-- start of EXTRACTED MATERIAL --

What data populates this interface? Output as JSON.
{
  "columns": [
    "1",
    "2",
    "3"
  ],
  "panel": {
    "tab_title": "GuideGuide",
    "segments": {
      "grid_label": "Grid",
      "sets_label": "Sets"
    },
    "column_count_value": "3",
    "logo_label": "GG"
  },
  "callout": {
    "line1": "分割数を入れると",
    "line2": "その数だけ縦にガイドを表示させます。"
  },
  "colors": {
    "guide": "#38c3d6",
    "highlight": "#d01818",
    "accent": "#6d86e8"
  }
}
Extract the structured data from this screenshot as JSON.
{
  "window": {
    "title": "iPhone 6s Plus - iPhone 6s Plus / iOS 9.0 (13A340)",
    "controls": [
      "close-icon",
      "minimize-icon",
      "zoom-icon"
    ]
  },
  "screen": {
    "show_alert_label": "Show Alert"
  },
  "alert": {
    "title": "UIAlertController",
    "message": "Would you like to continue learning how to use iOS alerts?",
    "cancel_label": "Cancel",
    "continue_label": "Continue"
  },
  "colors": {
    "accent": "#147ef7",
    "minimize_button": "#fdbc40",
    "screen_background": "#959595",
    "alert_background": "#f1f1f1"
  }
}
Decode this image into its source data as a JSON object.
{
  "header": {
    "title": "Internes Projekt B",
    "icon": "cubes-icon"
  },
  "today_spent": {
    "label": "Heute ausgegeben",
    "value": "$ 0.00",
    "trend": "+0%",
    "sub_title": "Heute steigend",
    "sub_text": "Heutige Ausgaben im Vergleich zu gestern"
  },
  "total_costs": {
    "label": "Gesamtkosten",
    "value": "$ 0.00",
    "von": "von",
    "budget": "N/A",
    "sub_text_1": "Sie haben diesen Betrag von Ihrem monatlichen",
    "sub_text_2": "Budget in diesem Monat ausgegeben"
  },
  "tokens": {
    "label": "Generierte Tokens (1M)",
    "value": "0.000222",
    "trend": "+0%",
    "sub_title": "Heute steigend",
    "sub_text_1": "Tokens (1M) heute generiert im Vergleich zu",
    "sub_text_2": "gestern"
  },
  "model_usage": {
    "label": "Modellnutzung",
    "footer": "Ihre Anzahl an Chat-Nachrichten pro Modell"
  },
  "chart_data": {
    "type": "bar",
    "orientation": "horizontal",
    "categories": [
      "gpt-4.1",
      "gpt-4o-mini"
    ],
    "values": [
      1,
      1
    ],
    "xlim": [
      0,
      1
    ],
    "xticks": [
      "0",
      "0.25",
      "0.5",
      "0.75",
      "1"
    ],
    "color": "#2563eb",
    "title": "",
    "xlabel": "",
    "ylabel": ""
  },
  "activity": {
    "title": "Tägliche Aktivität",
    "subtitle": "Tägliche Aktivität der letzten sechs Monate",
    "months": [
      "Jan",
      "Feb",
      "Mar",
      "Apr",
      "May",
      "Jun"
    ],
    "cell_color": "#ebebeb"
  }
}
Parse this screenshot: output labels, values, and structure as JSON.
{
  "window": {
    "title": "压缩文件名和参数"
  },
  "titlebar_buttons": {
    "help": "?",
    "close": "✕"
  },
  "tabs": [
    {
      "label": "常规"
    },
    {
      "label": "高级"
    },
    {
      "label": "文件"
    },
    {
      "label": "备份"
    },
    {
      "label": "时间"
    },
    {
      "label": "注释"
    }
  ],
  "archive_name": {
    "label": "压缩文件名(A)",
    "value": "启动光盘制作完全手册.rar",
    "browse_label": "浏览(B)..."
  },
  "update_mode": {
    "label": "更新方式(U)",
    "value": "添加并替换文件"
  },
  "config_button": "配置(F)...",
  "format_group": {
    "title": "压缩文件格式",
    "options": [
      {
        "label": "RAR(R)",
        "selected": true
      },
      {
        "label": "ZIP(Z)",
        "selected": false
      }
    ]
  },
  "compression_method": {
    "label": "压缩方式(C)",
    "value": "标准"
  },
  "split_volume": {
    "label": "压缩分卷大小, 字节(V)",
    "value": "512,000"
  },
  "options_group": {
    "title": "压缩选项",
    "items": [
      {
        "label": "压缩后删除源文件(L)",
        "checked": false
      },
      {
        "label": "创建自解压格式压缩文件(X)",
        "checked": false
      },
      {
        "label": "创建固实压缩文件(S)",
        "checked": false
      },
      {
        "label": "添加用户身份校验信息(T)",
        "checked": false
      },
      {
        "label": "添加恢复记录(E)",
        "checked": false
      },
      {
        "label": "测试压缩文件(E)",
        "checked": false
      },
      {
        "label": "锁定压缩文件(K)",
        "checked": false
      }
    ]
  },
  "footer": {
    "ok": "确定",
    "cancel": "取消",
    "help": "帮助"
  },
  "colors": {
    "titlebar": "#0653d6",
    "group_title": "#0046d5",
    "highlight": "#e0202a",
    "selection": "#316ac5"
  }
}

-- end of EXTRACTED MATERIAL --

Please restate the whole listing word for word.

What data populates this interface? Output as JSON.
{
  "columns": [
    "1",
    "2",
    "3"
  ],
  "panel": {
    "tab_title": "GuideGuide",
    "segments": {
      "grid_label": "Grid",
      "sets_label": "Sets"
    },
    "column_count_value": "3",
    "logo_label": "GG"
  },
  "callout": {
    "line1": "分割数を入れると",
    "line2": "その数だけ縦にガイドを表示させます。"
  },
  "colors": {
    "guide": "#38c3d6",
    "highlight": "#d01818",
    "accent": "#6d86e8"
  }
}
Extract the structured data from this screenshot as JSON.
{
  "window": {
    "title": "iPhone 6s Plus - iPhone 6s Plus / iOS 9.0 (13A340)",
    "controls": [
      "close-icon",
      "minimize-icon",
      "zoom-icon"
    ]
  },
  "screen": {
    "show_alert_label": "Show Alert"
  },
  "alert": {
    "title": "UIAlertController",
    "message": "Would you like to continue learning how to use iOS alerts?",
    "cancel_label": "Cancel",
    "continue_label": "Continue"
  },
  "colors": {
    "accent": "#147ef7",
    "minimize_button": "#fdbc40",
    "screen_background": "#959595",
    "alert_background": "#f1f1f1"
  }
}
Decode this image into its source data as a JSON object.
{
  "header": {
    "title": "Internes Projekt B",
    "icon": "cubes-icon"
  },
  "today_spent": {
    "label": "Heute ausgegeben",
    "value": "$ 0.00",
    "trend": "+0%",
    "sub_title": "Heute steigend",
    "sub_text": "Heutige Ausgaben im Vergleich zu gestern"
  },
  "total_costs": {
    "label": "Gesamtkosten",
    "value": "$ 0.00",
    "von": "von",
    "budget": "N/A",
    "sub_text_1": "Sie haben diesen Betrag von Ihrem monatlichen",
    "sub_text_2": "Budget in diesem Monat ausgegeben"
  },
  "tokens": {
    "label": "Generierte Tokens (1M)",
    "value": "0.000222",
    "trend": "+0%",
    "sub_title": "Heute steigend",
    "sub_text_1": "Tokens (1M) heute generiert im Vergleich zu",
    "sub_text_2": "gestern"
  },
  "model_usage": {
    "label": "Modellnutzung",
    "footer": "Ihre Anzahl an Chat-Nachrichten pro Modell"
  },
  "chart_data": {
    "type": "bar",
    "orientation": "horizontal",
    "categories": [
      "gpt-4.1",
      "gpt-4o-mini"
    ],
    "values": [
      1,
      1
    ],
    "xlim": [
      0,
      1
    ],
    "xticks": [
      "0",
      "0.25",
      "0.5",
      "0.75",
      "1"
    ],
    "color": "#2563eb",
    "title": "",
    "xlabel": "",
    "ylabel": ""
  },
  "activity": {
    "title": "Tägliche Aktivität",
    "subtitle": "Tägliche Aktivität der letzten sechs Monate",
    "months": [
      "Jan",
      "Feb",
      "Mar",
      "Apr",
      "May",
      "Jun"
    ],
    "cell_color": "#ebebeb"
  }
}
Parse this screenshot: output labels, values, and structure as JSON.
{
  "window": {
    "title": "压缩文件名和参数"
  },
  "titlebar_buttons": {
    "help": "?",
    "close": "✕"
  },
  "tabs": [
    {
      "label": "常规"
    },
    {
      "label": "高级"
    },
    {
      "label": "文件"
    },
    {
      "label": "备份"
    },
    {
      "label": "时间"
    },
    {
      "label": "注释"
    }
  ],
  "archive_name": {
    "label": "压缩文件名(A)",
    "value": "启动光盘制作完全手册.rar",
    "browse_label": "浏览(B)..."
  },
  "update_mode": {
    "label": "更新方式(U)",
    "value": "添加并替换文件"
  },
  "config_button": "配置(F)...",
  "format_group": {
    "title": "压缩文件格式",
    "options": [
      {
        "label": "RAR(R)",
        "selected": true
      },
      {
        "label": "ZIP(Z)",
        "selected": false
      }
    ]
  },
  "compression_method": {
    "label": "压缩方式(C)",
    "value": "标准"
  },
  "split_volume": {
    "label": "压缩分卷大小, 字节(V)",
    "value": "512,000"
  },
  "options_group": {
    "title": "压缩选项",
    "items": [
      {
        "label": "压缩后删除源文件(L)",
        "checked": false
      },
      {
        "label": "创建自解压格式压缩文件(X)",
        "checked": false
      },
      {
        "label": "创建固实压缩文件(S)",
        "checked": false
      },
      {
        "label": "添加用户身份校验信息(T)",
        "checked": false
      },
      {
        "label": "添加恢复记录(E)",
        "checked": false
      },
      {
        "label": "测试压缩文件(E)",
        "checked": false
      },
      {
        "label": "锁定压缩文件(K)",
        "checked": false
      }
    ]
  },
  "footer": {
    "ok": "确定",
    "cancel": "取消",
    "help": "帮助"
  },
  "colors": {
    "titlebar": "#0653d6",
    "group_title": "#0046d5",
    "highlight": "#e0202a",
    "selection": "#316ac5"
  }
}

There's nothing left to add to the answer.